* **Problem statement**
Every line of the material is to be repeated exactly as it stands.

* **Stored records**
— Start —
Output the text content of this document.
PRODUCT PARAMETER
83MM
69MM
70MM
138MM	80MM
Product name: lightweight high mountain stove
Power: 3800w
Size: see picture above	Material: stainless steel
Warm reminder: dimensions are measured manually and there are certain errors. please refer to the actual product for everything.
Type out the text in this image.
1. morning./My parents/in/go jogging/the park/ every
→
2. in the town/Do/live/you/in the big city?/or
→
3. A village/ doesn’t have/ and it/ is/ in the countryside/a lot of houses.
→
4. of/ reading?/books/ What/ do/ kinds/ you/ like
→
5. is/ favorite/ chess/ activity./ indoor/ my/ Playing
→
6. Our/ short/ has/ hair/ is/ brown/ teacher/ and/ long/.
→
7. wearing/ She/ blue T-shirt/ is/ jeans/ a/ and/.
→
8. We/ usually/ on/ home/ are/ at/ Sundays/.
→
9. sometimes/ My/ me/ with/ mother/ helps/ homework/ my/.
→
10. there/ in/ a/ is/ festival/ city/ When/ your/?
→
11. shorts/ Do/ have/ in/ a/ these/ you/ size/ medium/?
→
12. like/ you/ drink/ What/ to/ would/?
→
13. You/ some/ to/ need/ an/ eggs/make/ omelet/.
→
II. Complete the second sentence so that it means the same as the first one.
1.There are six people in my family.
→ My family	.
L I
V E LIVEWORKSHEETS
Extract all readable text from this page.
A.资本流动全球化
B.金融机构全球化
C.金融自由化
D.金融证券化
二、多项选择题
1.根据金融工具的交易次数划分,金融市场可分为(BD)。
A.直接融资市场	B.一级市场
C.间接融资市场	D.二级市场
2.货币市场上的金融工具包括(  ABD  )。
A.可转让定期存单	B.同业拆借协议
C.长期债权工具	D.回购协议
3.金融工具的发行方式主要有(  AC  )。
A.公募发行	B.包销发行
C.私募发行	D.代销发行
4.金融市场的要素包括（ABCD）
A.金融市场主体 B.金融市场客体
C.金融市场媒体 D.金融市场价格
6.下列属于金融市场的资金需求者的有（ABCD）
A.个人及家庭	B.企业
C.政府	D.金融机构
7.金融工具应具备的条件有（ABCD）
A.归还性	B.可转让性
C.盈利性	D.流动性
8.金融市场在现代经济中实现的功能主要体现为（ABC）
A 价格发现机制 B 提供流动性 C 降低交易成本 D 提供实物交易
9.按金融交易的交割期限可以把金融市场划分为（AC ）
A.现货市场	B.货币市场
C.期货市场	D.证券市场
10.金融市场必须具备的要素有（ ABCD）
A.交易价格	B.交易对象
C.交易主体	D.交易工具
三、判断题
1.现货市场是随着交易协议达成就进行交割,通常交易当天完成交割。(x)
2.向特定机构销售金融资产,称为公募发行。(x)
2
— End —
* **The reply**
Output the text content of this document.
PRODUCT PARAMETER
83MM
69MM
70MM
138MM	80MM
Product name: lightweight high mountain stove
Power: 3800w
Size: see picture above	Material: stainless steel
Warm reminder: dimensions are measured manually and there are certain errors. please refer to the actual product for everything.
Type out the text in this image.
1. morning./My parents/in/go jogging/the park/ every
→
2. in the town/Do/live/you/in the big city?/or
→
3. A village/ doesn’t have/ and it/ is/ in the countryside/a lot of houses.
→
4. of/ reading?/books/ What/ do/ kinds/ you/ like
→
5. is/ favorite/ chess/ activity./ indoor/ my/ Playing
→
6. Our/ short/ has/ hair/ is/ brown/ teacher/ and/ long/.
→
7. wearing/ She/ blue T-shirt/ is/ jeans/ a/ and/.
→
8. We/ usually/ on/ home/ are/ at/ Sundays/.
→
9. sometimes/ My/ me/ with/ mother/ helps/ homework/ my/.
→
10. there/ in/ a/ is/ festival/ city/ When/ your/?
→
11. shorts/ Do/ have/ in/ a/ these/ you/ size/ medium/?
→
12. like/ you/ drink/ What/ to/ would/?
→
13. You/ some/ to/ need/ an/ eggs/make/ omelet/.
→
II. Complete the second sentence so that it means the same as the first one.
1.There are six people in my family.
→ My family	.
L I
V E LIVEWORKSHEETS
Extract all readable text from this page.
A.资本流动全球化
B.金融机构全球化
C.金融自由化
D.金融证券化
二、多项选择题
1.根据金融工具的交易次数划分,金融市场可分为(BD)。
A.直接融资市场	B.一级市场
C.间接融资市场	D.二级市场
2.货币市场上的金融工具包括(  ABD  )。
A.可转让定期存单	B.同业拆借协议
C.长期债权工具	D.回购协议
3.金融工具的发行方式主要有(  AC  )。
A.公募发行	B.包销发行
C.私募发行	D.代销发行
4.金融市场的要素包括（ABCD）
A.金融市场主体 B.金融市场客体
C.金融市场媒体 D.金融市场价格
6.下列属于金融市场的资金需求者的有（ABCD）
A.个人及家庭	B.企业
C.政府	D.金融机构
7.金融工具应具备的条件有（ABCD）
A.归还性	B.可转让性
C.盈利性	D.流动性
8.金融市场在现代经济中实现的功能主要体现为（ABC）
A 价格发现机制 B 提供流动性 C 降低交易成本 D 提供实物交易
9.按金融交易的交割期限可以把金融市场划分为（AC ）
A.现货市场	B.货币市场
C.期货市场	D.证券市场
10.金融市场必须具备的要素有（ ABCD）
A.交易价格	B.交易对象
C.交易主体	D.交易工具
三、判断题
1.现货市场是随着交易协议达成就进行交割,通常交易当天完成交割。(x)
2.向特定机构销售金融资产,称为公募发行。(x)
2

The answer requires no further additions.